■ **PROVIDED RECORDS**
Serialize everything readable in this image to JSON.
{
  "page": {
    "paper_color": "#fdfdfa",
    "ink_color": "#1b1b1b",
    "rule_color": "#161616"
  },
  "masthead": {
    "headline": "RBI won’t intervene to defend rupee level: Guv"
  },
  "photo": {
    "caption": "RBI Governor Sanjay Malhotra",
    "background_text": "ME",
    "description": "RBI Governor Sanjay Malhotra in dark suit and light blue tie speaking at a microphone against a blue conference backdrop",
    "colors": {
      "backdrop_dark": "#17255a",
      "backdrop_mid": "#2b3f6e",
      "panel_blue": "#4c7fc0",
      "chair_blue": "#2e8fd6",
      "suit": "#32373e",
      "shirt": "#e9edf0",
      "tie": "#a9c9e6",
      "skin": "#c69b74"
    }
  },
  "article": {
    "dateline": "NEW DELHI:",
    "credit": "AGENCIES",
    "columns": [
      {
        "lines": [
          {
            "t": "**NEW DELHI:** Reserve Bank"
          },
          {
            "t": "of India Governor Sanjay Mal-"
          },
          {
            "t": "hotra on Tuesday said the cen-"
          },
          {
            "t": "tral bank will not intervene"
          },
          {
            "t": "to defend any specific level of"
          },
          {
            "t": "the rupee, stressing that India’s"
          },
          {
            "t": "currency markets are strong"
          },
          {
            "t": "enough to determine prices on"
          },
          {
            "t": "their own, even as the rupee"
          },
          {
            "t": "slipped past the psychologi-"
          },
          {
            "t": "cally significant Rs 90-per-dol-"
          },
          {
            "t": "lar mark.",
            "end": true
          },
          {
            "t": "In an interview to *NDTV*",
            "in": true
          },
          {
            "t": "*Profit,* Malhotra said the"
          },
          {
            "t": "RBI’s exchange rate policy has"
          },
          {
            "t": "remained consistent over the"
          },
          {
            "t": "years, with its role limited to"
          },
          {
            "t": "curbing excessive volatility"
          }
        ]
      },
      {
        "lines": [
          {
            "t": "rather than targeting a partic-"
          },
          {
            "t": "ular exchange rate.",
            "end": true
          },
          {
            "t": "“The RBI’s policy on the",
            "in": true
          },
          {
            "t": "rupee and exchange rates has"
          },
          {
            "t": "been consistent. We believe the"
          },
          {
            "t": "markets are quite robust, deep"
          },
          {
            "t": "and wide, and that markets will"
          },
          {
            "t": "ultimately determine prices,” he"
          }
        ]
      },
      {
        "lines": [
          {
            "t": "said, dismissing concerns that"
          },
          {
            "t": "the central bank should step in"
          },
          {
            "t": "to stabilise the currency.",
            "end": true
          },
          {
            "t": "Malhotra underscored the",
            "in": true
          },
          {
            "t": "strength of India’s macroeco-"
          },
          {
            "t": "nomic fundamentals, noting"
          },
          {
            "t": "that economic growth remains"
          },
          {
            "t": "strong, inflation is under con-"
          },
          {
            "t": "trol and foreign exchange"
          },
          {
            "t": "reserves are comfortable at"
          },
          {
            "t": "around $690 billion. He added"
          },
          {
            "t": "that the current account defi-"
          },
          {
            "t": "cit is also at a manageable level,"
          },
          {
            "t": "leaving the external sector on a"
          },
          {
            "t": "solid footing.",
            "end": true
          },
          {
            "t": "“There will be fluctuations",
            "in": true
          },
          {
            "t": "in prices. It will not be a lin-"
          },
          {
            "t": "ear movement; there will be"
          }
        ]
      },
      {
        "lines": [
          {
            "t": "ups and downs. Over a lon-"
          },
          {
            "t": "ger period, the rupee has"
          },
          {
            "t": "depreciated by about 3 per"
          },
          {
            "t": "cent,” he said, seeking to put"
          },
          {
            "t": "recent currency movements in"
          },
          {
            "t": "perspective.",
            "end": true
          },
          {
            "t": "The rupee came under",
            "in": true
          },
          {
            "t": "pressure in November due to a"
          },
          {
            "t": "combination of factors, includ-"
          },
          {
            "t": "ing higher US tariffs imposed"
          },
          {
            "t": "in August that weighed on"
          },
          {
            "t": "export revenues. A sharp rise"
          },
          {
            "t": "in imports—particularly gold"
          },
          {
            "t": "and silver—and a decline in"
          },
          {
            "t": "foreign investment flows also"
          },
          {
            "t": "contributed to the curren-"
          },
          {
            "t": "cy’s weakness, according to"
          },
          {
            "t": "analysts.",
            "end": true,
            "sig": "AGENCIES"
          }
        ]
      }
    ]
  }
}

■ **SET PROBLEM**
From the entries above, copy each line holding "strong".

■ **SOLUTION FOR THIS EXERCISE**
            "t": "currency markets are strong"
            "t": "strong, inflation is under con-"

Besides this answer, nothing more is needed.